» **Provided data**
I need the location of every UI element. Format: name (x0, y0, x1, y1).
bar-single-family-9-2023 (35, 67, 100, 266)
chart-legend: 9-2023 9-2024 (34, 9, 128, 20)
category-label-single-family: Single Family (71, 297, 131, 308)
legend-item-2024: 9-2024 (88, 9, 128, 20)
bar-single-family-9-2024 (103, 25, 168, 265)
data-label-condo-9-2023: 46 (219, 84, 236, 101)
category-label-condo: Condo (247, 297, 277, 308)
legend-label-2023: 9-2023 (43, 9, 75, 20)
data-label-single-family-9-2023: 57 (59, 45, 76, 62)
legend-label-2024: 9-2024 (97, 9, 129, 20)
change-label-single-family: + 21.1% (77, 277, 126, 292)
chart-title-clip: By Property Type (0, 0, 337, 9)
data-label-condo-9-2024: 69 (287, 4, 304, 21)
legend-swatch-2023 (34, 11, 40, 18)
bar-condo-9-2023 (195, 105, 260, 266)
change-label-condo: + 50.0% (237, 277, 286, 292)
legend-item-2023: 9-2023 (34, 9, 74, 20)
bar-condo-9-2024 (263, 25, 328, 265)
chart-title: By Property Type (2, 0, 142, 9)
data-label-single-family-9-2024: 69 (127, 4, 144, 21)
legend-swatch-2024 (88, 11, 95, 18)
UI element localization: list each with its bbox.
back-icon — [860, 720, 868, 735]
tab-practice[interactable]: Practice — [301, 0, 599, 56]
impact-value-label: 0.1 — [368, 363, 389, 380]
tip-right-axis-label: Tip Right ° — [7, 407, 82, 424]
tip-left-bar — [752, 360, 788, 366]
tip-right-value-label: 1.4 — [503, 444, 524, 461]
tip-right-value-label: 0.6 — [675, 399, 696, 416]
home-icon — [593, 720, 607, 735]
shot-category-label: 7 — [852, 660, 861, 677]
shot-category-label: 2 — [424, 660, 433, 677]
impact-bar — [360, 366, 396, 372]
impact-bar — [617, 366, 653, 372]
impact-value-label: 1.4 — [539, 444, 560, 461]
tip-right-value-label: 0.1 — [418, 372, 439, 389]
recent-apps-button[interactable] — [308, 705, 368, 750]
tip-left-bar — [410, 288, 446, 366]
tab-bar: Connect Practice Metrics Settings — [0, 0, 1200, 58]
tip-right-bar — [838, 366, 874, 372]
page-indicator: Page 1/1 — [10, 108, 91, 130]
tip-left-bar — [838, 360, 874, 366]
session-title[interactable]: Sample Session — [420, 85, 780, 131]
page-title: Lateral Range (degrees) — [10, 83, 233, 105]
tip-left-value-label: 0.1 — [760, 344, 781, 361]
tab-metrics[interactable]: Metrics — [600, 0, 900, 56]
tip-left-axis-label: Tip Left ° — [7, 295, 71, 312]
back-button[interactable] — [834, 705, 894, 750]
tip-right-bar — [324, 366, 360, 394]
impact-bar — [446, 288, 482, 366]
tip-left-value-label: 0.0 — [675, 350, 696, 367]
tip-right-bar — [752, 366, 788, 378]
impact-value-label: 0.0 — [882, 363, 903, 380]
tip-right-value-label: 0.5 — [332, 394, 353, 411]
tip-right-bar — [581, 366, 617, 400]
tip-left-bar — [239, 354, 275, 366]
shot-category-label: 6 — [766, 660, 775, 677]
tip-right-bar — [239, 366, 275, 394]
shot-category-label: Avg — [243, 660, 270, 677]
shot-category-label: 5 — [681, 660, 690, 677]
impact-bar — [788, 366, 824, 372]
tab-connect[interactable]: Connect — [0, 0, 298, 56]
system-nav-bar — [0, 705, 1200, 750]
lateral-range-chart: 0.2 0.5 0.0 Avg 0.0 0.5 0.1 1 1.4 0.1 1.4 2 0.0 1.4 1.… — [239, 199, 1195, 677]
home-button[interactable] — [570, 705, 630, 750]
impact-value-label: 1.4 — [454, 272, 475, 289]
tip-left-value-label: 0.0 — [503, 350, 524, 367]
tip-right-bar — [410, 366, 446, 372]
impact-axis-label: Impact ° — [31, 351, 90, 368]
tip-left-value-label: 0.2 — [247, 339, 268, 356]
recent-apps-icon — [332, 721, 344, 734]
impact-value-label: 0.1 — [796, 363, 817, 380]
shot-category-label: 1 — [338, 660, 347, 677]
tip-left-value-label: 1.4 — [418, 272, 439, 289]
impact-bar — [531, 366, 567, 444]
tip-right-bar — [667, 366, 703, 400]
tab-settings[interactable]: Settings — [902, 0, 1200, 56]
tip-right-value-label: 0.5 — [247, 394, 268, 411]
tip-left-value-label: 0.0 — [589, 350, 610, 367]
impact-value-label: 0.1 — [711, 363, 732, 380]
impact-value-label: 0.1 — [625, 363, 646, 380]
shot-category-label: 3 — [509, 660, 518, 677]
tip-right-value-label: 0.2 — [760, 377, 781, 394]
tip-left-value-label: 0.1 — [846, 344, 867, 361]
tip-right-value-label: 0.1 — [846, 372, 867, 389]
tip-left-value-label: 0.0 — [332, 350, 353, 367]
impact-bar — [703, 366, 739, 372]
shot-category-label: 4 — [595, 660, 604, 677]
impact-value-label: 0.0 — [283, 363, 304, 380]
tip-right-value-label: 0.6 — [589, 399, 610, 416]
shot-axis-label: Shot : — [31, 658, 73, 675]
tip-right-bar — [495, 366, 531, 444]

» **Exercise goal**
Count the lines above that contain the string "interactable", matching case exactly. Reply with the number only.

» **Full response**
8